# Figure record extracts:
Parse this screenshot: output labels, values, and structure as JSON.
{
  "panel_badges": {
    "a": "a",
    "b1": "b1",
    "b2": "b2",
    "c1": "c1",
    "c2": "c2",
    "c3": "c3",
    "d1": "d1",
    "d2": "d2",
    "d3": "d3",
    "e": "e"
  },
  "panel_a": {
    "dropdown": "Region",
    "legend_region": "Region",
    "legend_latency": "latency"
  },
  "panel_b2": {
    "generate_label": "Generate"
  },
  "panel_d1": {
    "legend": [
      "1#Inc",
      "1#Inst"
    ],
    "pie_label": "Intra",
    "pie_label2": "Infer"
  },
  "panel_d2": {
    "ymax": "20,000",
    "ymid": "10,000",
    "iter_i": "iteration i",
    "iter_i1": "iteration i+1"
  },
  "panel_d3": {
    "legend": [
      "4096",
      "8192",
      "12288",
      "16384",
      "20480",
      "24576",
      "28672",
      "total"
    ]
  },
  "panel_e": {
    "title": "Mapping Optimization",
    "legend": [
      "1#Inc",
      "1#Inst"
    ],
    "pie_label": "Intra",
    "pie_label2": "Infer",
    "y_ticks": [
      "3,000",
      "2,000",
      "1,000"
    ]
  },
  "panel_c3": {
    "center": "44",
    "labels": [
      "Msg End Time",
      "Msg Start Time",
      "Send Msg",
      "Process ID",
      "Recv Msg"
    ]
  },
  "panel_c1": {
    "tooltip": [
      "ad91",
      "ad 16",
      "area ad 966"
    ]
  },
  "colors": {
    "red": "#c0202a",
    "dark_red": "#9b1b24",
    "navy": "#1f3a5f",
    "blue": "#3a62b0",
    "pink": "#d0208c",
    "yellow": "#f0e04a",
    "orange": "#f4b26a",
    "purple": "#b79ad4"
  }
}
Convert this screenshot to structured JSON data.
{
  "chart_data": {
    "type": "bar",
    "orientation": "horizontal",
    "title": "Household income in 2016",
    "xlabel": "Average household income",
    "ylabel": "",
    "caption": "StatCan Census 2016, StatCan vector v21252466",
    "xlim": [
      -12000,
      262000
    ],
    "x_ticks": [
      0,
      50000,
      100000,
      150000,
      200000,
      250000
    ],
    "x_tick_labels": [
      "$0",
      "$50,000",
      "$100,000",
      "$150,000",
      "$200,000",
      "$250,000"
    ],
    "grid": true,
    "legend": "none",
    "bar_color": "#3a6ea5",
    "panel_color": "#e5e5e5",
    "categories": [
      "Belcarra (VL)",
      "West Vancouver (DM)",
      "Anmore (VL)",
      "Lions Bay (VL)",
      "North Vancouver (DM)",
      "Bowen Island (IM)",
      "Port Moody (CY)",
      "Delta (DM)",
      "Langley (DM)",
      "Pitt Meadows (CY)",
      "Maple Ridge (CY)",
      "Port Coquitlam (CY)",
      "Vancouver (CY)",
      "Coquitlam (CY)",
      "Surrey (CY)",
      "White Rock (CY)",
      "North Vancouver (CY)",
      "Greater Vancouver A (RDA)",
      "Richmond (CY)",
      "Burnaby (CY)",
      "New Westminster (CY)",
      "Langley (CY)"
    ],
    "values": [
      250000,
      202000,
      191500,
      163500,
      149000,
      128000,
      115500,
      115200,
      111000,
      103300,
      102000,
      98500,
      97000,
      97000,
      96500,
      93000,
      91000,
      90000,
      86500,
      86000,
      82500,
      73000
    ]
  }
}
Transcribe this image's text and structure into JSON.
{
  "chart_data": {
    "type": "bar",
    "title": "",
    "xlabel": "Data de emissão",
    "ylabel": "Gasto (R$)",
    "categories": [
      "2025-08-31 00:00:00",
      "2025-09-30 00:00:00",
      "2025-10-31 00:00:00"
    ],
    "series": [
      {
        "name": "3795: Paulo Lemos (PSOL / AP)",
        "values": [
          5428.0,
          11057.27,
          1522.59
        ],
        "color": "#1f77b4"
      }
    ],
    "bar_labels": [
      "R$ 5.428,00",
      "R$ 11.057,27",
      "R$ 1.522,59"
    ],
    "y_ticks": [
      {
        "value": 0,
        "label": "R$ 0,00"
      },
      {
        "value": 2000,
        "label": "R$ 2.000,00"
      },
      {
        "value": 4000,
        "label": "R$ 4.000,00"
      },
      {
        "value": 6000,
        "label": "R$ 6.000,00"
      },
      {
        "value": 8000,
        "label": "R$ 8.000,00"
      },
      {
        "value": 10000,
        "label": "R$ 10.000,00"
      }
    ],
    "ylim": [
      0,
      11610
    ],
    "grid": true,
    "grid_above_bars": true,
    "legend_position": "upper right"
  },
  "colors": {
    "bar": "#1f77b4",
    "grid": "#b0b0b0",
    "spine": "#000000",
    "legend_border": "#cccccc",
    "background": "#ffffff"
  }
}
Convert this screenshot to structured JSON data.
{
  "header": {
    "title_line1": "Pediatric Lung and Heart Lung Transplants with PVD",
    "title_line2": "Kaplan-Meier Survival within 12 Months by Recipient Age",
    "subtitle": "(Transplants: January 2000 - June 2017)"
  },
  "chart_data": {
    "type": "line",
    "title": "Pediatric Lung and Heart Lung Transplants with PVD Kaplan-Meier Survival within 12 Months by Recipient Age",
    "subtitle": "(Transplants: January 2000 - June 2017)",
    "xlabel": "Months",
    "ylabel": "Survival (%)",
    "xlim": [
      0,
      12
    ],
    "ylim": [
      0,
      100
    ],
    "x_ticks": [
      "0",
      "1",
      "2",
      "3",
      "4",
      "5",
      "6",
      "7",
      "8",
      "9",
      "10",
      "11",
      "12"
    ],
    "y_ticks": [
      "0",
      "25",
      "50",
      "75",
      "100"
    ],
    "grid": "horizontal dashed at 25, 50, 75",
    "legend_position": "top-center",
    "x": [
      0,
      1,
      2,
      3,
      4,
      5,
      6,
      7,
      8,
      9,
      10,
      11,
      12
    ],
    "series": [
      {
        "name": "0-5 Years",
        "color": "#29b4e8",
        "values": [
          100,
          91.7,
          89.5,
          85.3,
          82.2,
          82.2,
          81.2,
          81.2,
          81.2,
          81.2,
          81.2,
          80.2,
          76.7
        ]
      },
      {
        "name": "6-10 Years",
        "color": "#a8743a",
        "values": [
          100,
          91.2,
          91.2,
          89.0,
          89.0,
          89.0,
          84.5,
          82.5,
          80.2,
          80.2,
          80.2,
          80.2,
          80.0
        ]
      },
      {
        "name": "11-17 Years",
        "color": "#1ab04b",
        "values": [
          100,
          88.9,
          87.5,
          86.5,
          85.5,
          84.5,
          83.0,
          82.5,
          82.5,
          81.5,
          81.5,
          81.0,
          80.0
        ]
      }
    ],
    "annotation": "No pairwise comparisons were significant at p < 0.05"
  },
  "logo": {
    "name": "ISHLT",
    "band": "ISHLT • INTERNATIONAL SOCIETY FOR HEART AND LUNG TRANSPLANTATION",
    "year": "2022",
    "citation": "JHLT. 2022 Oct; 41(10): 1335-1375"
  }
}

# Set exercise:
Quote every entry exactly.

# Answer below:
Parse this screenshot: output labels, values, and structure as JSON.
{
  "panel_badges": {
    "a": "a",
    "b1": "b1",
    "b2": "b2",
    "c1": "c1",
    "c2": "c2",
    "c3": "c3",
    "d1": "d1",
    "d2": "d2",
    "d3": "d3",
    "e": "e"
  },
  "panel_a": {
    "dropdown": "Region",
    "legend_region": "Region",
    "legend_latency": "latency"
  },
  "panel_b2": {
    "generate_label": "Generate"
  },
  "panel_d1": {
    "legend": [
      "1#Inc",
      "1#Inst"
    ],
    "pie_label": "Intra",
    "pie_label2": "Infer"
  },
  "panel_d2": {
    "ymax": "20,000",
    "ymid": "10,000",
    "iter_i": "iteration i",
    "iter_i1": "iteration i+1"
  },
  "panel_d3": {
    "legend": [
      "4096",
      "8192",
      "12288",
      "16384",
      "20480",
      "24576",
      "28672",
      "total"
    ]
  },
  "panel_e": {
    "title": "Mapping Optimization",
    "legend": [
      "1#Inc",
      "1#Inst"
    ],
    "pie_label": "Intra",
    "pie_label2": "Infer",
    "y_ticks": [
      "3,000",
      "2,000",
      "1,000"
    ]
  },
  "panel_c3": {
    "center": "44",
    "labels": [
      "Msg End Time",
      "Msg Start Time",
      "Send Msg",
      "Process ID",
      "Recv Msg"
    ]
  },
  "panel_c1": {
    "tooltip": [
      "ad91",
      "ad 16",
      "area ad 966"
    ]
  },
  "colors": {
    "red": "#c0202a",
    "dark_red": "#9b1b24",
    "navy": "#1f3a5f",
    "blue": "#3a62b0",
    "pink": "#d0208c",
    "yellow": "#f0e04a",
    "orange": "#f4b26a",
    "purple": "#b79ad4"
  }
}
Convert this screenshot to structured JSON data.
{
  "chart_data": {
    "type": "bar",
    "orientation": "horizontal",
    "title": "Household income in 2016",
    "xlabel": "Average household income",
    "ylabel": "",
    "caption": "StatCan Census 2016, StatCan vector v21252466",
    "xlim": [
      -12000,
      262000
    ],
    "x_ticks": [
      0,
      50000,
      100000,
      150000,
      200000,
      250000
    ],
    "x_tick_labels": [
      "$0",
      "$50,000",
      "$100,000",
      "$150,000",
      "$200,000",
      "$250,000"
    ],
    "grid": true,
    "legend": "none",
    "bar_color": "#3a6ea5",
    "panel_color": "#e5e5e5",
    "categories": [
      "Belcarra (VL)",
      "West Vancouver (DM)",
      "Anmore (VL)",
      "Lions Bay (VL)",
      "North Vancouver (DM)",
      "Bowen Island (IM)",
      "Port Moody (CY)",
      "Delta (DM)",
      "Langley (DM)",
      "Pitt Meadows (CY)",
      "Maple Ridge (CY)",
      "Port Coquitlam (CY)",
      "Vancouver (CY)",
      "Coquitlam (CY)",
      "Surrey (CY)",
      "White Rock (CY)",
      "North Vancouver (CY)",
      "Greater Vancouver A (RDA)",
      "Richmond (CY)",
      "Burnaby (CY)",
      "New Westminster (CY)",
      "Langley (CY)"
    ],
    "values": [
      250000,
      202000,
      191500,
      163500,
      149000,
      128000,
      115500,
      115200,
      111000,
      103300,
      102000,
      98500,
      97000,
      97000,
      96500,
      93000,
      91000,
      90000,
      86500,
      86000,
      82500,
      73000
    ]
  }
}
Transcribe this image's text and structure into JSON.
{
  "chart_data": {
    "type": "bar",
    "title": "",
    "xlabel": "Data de emissão",
    "ylabel": "Gasto (R$)",
    "categories": [
      "2025-08-31 00:00:00",
      "2025-09-30 00:00:00",
      "2025-10-31 00:00:00"
    ],
    "series": [
      {
        "name": "3795: Paulo Lemos (PSOL / AP)",
        "values": [
          5428.0,
          11057.27,
          1522.59
        ],
        "color": "#1f77b4"
      }
    ],
    "bar_labels": [
      "R$ 5.428,00",
      "R$ 11.057,27",
      "R$ 1.522,59"
    ],
    "y_ticks": [
      {
        "value": 0,
        "label": "R$ 0,00"
      },
      {
        "value": 2000,
        "label": "R$ 2.000,00"
      },
      {
        "value": 4000,
        "label": "R$ 4.000,00"
      },
      {
        "value": 6000,
        "label": "R$ 6.000,00"
      },
      {
        "value": 8000,
        "label": "R$ 8.000,00"
      },
      {
        "value": 10000,
        "label": "R$ 10.000,00"
      }
    ],
    "ylim": [
      0,
      11610
    ],
    "grid": true,
    "grid_above_bars": true,
    "legend_position": "upper right"
  },
  "colors": {
    "bar": "#1f77b4",
    "grid": "#b0b0b0",
    "spine": "#000000",
    "legend_border": "#cccccc",
    "background": "#ffffff"
  }
}
Convert this screenshot to structured JSON data.
{
  "header": {
    "title_line1": "Pediatric Lung and Heart Lung Transplants with PVD",
    "title_line2": "Kaplan-Meier Survival within 12 Months by Recipient Age",
    "subtitle": "(Transplants: January 2000 - June 2017)"
  },
  "chart_data": {
    "type": "line",
    "title": "Pediatric Lung and Heart Lung Transplants with PVD Kaplan-Meier Survival within 12 Months by Recipient Age",
    "subtitle": "(Transplants: January 2000 - June 2017)",
    "xlabel": "Months",
    "ylabel": "Survival (%)",
    "xlim": [
      0,
      12
    ],
    "ylim": [
      0,
      100
    ],
    "x_ticks": [
      "0",
      "1",
      "2",
      "3",
      "4",
      "5",
      "6",
      "7",
      "8",
      "9",
      "10",
      "11",
      "12"
    ],
    "y_ticks": [
      "0",
      "25",
      "50",
      "75",
      "100"
    ],
    "grid": "horizontal dashed at 25, 50, 75",
    "legend_position": "top-center",
    "x": [
      0,
      1,
      2,
      3,
      4,
      5,
      6,
      7,
      8,
      9,
      10,
      11,
      12
    ],
    "series": [
      {
        "name": "0-5 Years",
        "color": "#29b4e8",
        "values": [
          100,
          91.7,
          89.5,
          85.3,
          82.2,
          82.2,
          81.2,
          81.2,
          81.2,
          81.2,
          81.2,
          80.2,
          76.7
        ]
      },
      {
        "name": "6-10 Years",
        "color": "#a8743a",
        "values": [
          100,
          91.2,
          91.2,
          89.0,
          89.0,
          89.0,
          84.5,
          82.5,
          80.2,
          80.2,
          80.2,
          80.2,
          80.0
        ]
      },
      {
        "name": "11-17 Years",
        "color": "#1ab04b",
        "values": [
          100,
          88.9,
          87.5,
          86.5,
          85.5,
          84.5,
          83.0,
          82.5,
          82.5,
          81.5,
          81.5,
          81.0,
          80.0
        ]
      }
    ],
    "annotation": "No pairwise comparisons were significant at p < 0.05"
  },
  "logo": {
    "name": "ISHLT",
    "band": "ISHLT • INTERNATIONAL SOCIETY FOR HEART AND LUNG TRANSPLANTATION",
    "year": "2022",
    "citation": "JHLT. 2022 Oct; 41(10): 1335-1375"
  }
}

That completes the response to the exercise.